Copy each line containing the word "significantly" from the records that follow, please.

Figure record extracts:
┌──

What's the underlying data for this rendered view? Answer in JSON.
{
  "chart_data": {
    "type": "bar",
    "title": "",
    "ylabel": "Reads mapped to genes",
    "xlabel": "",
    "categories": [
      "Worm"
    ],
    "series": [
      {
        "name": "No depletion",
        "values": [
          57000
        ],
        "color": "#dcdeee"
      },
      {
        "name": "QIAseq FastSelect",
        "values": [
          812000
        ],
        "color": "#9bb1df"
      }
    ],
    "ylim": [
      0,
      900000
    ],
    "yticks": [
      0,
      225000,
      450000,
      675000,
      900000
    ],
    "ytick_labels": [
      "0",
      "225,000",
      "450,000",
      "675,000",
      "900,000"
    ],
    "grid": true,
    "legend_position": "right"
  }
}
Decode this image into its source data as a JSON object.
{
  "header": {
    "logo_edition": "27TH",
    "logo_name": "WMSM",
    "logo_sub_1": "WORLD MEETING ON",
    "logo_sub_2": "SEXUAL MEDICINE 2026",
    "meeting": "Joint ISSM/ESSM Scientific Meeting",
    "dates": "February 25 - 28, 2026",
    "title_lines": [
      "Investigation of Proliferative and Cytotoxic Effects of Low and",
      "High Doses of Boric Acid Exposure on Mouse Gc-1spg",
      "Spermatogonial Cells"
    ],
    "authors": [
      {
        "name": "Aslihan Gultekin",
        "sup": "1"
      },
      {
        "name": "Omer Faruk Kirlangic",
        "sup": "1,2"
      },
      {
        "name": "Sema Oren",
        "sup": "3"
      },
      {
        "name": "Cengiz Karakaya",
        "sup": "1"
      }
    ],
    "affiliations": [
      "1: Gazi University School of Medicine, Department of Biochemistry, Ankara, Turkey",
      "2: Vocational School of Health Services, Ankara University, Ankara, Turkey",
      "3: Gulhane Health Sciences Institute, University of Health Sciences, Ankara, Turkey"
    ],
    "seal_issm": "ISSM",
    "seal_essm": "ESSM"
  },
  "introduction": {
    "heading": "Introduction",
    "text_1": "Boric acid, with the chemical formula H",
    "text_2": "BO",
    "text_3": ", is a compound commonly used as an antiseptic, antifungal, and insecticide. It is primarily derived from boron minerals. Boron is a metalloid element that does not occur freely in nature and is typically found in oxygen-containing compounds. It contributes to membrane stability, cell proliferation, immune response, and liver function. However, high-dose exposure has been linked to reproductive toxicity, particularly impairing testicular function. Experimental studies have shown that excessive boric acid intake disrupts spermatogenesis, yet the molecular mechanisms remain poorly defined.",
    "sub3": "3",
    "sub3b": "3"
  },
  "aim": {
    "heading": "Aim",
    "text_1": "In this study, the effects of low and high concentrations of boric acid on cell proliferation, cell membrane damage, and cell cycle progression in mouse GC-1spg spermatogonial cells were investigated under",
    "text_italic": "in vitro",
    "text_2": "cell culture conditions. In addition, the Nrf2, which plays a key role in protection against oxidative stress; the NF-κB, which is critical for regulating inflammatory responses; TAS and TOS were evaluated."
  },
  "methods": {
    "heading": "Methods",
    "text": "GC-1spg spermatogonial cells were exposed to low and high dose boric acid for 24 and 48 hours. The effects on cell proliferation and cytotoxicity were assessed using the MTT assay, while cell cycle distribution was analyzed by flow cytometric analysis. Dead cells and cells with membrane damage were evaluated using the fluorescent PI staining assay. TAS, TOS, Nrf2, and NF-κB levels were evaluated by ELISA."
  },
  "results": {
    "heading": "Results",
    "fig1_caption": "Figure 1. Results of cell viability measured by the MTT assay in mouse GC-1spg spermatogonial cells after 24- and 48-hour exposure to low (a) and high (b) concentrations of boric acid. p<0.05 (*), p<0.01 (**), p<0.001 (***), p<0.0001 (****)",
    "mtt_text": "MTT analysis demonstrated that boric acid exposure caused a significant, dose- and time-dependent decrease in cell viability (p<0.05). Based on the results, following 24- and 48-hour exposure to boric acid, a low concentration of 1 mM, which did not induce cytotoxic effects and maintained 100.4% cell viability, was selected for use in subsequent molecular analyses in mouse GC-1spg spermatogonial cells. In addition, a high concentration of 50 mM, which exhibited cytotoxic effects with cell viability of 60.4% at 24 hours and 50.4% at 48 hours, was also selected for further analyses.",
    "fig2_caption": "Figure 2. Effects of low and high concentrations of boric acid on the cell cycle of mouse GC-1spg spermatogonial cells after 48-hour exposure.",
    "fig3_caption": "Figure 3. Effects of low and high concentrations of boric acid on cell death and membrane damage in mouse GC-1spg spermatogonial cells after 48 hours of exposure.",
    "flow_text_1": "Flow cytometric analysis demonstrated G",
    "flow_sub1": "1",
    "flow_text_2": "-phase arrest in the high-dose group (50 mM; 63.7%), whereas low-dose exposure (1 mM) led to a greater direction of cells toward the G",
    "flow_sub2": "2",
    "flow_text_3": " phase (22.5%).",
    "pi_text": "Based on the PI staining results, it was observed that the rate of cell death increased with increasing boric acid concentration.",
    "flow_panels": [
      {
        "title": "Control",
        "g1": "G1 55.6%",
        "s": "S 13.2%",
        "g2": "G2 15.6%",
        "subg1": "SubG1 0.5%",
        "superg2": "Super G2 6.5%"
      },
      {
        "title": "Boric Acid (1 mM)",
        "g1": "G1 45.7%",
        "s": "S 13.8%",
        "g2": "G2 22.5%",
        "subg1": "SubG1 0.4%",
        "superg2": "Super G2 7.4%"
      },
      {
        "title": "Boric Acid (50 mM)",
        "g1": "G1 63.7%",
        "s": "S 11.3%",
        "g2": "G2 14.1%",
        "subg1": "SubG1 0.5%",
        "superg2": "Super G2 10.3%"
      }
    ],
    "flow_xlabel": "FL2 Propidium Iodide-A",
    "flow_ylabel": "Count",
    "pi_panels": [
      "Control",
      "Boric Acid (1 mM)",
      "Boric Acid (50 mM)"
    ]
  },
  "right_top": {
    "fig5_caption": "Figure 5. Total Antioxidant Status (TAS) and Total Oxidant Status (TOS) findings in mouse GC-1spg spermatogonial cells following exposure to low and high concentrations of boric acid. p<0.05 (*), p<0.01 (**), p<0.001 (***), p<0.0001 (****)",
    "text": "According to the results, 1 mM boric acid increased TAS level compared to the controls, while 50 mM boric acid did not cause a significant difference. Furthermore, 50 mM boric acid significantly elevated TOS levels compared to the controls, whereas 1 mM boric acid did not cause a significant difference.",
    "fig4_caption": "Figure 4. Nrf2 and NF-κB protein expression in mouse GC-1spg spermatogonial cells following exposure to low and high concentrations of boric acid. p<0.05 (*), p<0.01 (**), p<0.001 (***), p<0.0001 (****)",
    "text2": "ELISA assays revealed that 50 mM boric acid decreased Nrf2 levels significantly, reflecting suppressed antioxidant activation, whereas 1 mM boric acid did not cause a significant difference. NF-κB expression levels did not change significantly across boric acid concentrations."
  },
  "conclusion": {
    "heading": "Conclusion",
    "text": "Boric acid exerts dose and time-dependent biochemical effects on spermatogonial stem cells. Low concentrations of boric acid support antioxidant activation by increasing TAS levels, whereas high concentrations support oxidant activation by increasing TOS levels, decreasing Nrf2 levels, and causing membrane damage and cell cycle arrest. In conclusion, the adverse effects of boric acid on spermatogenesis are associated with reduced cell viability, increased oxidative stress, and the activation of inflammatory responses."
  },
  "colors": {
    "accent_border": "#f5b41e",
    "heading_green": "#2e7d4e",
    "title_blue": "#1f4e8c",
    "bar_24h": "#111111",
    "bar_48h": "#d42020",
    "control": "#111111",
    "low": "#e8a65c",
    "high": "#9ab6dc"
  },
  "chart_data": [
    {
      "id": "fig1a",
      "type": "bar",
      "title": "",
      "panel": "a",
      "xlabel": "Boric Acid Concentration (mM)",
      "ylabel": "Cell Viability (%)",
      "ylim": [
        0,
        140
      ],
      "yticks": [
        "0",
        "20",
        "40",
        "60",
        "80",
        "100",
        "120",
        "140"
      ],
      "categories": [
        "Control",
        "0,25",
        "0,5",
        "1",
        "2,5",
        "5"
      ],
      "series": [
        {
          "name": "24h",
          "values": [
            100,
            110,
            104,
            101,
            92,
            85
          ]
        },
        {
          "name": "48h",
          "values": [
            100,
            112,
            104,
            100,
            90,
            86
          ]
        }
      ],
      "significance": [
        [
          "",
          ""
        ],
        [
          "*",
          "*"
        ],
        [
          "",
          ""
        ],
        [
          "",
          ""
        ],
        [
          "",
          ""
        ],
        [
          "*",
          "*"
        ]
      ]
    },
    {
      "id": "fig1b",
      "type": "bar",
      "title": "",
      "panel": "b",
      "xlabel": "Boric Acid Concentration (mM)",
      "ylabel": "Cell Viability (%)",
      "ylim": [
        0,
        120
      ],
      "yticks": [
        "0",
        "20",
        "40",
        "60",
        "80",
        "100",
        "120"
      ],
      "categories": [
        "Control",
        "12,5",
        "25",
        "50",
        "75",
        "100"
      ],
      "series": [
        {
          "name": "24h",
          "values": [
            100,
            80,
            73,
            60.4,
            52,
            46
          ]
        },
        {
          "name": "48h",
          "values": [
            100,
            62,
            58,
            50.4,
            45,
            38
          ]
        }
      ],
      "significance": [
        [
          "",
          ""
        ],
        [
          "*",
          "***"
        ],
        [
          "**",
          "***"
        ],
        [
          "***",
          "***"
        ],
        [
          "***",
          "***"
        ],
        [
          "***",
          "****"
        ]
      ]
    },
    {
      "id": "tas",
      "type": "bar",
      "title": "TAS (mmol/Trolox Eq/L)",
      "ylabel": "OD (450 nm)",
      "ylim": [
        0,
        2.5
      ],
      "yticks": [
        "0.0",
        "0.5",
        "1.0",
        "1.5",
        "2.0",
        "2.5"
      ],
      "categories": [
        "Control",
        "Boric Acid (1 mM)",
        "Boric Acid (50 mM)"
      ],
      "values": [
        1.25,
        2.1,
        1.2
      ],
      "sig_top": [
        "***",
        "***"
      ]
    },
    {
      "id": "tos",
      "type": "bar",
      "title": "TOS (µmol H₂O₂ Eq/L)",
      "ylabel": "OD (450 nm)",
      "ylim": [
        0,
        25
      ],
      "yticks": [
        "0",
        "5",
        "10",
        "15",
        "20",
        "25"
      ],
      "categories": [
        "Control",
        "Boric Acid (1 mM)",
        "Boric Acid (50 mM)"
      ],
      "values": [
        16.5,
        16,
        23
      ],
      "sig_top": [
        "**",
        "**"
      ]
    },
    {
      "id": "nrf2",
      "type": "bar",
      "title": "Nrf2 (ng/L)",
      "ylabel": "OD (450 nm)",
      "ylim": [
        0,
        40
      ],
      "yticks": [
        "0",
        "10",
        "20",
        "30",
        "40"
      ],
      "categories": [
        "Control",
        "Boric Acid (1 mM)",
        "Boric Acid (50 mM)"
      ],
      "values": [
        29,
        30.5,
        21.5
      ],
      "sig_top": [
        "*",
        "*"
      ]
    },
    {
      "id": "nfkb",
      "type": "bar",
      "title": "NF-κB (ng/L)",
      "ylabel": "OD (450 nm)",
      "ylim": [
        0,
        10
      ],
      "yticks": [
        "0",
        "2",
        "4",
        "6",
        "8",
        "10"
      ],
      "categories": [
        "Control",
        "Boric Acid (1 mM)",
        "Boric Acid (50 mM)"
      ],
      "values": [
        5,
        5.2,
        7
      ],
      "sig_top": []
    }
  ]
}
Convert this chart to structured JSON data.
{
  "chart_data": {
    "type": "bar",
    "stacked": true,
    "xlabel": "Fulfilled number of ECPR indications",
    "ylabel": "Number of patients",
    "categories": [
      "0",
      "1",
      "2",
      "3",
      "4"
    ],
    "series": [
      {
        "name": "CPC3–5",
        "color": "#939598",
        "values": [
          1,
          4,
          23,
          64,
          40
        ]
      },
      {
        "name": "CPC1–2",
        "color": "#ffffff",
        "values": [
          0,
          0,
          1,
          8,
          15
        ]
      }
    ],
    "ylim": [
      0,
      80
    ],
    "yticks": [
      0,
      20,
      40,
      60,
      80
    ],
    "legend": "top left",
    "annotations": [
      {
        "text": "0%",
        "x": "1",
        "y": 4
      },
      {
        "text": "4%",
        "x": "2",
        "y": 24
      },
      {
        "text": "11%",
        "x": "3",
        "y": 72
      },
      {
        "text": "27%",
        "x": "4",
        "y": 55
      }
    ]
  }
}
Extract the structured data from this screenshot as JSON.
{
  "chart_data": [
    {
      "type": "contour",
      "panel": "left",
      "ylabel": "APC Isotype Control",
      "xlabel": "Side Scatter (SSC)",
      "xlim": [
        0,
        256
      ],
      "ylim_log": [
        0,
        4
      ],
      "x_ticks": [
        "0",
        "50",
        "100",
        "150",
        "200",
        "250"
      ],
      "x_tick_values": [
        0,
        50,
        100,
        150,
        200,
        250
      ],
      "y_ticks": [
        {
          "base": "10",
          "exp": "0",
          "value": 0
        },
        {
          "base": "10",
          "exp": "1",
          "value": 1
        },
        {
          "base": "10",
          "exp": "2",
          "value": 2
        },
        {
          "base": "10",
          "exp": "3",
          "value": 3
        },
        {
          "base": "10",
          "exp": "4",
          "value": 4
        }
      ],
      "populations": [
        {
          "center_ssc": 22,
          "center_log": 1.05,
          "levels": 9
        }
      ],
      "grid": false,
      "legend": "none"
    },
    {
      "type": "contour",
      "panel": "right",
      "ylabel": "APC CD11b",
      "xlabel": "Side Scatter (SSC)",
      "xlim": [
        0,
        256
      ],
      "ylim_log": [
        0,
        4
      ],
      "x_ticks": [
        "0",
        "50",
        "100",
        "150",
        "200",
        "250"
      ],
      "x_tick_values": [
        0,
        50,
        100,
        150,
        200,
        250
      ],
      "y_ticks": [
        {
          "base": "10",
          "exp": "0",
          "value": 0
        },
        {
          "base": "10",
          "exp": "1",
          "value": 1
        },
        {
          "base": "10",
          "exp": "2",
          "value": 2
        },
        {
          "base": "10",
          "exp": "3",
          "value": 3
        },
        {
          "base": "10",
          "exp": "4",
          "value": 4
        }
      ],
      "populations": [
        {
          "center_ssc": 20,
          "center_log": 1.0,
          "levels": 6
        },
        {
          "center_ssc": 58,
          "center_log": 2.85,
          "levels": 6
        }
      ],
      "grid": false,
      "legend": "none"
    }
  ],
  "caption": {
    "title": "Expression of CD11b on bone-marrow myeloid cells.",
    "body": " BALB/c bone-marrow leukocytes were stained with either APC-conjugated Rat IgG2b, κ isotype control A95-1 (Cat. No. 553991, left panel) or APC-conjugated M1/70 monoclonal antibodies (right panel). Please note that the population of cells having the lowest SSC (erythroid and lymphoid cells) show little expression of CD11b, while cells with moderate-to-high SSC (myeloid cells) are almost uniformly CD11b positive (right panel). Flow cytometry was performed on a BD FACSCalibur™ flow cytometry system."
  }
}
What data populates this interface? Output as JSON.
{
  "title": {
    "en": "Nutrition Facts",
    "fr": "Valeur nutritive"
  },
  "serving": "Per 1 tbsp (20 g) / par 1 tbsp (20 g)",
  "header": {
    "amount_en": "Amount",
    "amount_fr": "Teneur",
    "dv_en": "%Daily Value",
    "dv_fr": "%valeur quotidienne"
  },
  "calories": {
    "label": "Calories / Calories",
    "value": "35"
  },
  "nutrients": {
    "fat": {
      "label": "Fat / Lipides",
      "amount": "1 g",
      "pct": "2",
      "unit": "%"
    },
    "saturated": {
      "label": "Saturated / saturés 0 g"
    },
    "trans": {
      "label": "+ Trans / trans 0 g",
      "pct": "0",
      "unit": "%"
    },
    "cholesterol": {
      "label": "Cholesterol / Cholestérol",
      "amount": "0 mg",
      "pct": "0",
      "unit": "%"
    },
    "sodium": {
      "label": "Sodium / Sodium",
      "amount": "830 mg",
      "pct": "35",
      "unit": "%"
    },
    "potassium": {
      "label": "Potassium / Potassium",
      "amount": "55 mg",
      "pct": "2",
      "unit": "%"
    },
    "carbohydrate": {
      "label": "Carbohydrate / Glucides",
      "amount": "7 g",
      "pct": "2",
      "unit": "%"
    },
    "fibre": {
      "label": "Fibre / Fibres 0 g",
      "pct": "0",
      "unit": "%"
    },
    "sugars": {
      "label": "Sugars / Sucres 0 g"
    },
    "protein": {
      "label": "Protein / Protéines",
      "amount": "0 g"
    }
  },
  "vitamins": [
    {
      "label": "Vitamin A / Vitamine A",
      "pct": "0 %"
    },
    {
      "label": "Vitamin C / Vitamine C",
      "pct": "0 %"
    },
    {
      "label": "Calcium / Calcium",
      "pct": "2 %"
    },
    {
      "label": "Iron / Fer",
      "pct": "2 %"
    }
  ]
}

└──

* RESPONSE BELOW:
    "text": "According to the results, 1 mM boric acid increased TAS level compared to the controls, while 50 mM boric acid did not cause a significant difference. Furthermore, 50 mM boric acid significantly elevated TOS levels compared to the controls, whereas 1 mM boric acid did not cause a significant difference.",
    "text2": "ELISA assays revealed that 50 mM boric acid decreased Nrf2 levels significantly, reflecting suppressed antioxidant activation, whereas 1 mM boric acid did not cause a significant difference. NF-κB expression levels did not change significantly across boric acid concentrations."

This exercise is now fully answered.